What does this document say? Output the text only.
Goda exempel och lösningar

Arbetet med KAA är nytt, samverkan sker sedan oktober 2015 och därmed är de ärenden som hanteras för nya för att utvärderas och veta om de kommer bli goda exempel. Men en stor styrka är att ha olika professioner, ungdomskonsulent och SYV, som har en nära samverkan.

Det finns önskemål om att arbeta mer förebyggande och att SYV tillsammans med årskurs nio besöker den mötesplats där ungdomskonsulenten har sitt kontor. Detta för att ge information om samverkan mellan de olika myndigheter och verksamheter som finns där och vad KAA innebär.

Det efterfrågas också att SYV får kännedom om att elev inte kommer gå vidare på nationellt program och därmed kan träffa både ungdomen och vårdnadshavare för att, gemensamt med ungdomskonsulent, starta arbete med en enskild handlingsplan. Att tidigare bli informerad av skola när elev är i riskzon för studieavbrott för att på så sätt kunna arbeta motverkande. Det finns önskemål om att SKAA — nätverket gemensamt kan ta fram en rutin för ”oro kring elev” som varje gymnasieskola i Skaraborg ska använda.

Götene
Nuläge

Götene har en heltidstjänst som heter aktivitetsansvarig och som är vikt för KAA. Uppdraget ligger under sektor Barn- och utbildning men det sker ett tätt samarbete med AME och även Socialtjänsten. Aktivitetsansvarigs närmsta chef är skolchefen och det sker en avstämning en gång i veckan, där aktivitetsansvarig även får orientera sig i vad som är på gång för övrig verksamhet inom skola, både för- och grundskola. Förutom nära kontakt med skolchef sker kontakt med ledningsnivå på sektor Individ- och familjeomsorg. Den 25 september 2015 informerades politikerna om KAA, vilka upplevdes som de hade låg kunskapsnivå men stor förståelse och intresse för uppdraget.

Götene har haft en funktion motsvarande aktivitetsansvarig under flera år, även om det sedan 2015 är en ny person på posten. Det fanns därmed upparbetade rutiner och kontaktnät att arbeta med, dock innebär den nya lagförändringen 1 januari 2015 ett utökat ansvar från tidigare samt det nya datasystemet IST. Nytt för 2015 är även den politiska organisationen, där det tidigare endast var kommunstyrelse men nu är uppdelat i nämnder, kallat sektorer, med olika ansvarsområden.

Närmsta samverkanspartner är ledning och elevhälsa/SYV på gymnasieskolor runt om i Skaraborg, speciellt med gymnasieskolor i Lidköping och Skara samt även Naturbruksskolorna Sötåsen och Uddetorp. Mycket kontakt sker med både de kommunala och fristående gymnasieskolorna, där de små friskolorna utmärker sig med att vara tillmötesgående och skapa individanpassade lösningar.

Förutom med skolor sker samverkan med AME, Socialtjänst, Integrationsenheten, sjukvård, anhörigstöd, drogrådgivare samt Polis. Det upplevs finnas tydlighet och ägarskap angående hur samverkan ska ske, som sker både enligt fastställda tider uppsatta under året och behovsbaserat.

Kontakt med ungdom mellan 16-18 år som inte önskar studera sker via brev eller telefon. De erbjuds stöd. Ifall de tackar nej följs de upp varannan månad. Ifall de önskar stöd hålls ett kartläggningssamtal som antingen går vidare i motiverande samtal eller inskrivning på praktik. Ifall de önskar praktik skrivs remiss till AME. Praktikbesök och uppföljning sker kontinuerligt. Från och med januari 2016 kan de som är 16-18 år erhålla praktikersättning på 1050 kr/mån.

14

--------------------------------------------------

(Given instruction): Find the lines with the string "innebär" and reproduce them.

(Worked solution):
Det finns önskemål om att arbeta mer förebyggande och att SYV tillsammans med årskurs nio besöker den mötesplats där ungdomskonsulenten har sitt kontor. Detta för att ge information om samverkan mellan de olika myndigheter och verksamheter som finns där och vad KAA innebär.
Götene har haft en funktion motsvarande aktivitetsansvarig under flera år, även om det sedan 2015 är en ny person på posten. Det fanns därmed upparbetade rutiner och kontaktnät att arbeta med, dock innebär den nya lagförändringen 1 januari 2015 ett utökat ansvar från tidigare samt det nya datasystemet IST. Nytt för 2015 är även den politiska organisationen, där det tidigare endast var kommunstyrelse men nu är uppdelat i nämnder, kallat sektorer, med olika ansvarsområden.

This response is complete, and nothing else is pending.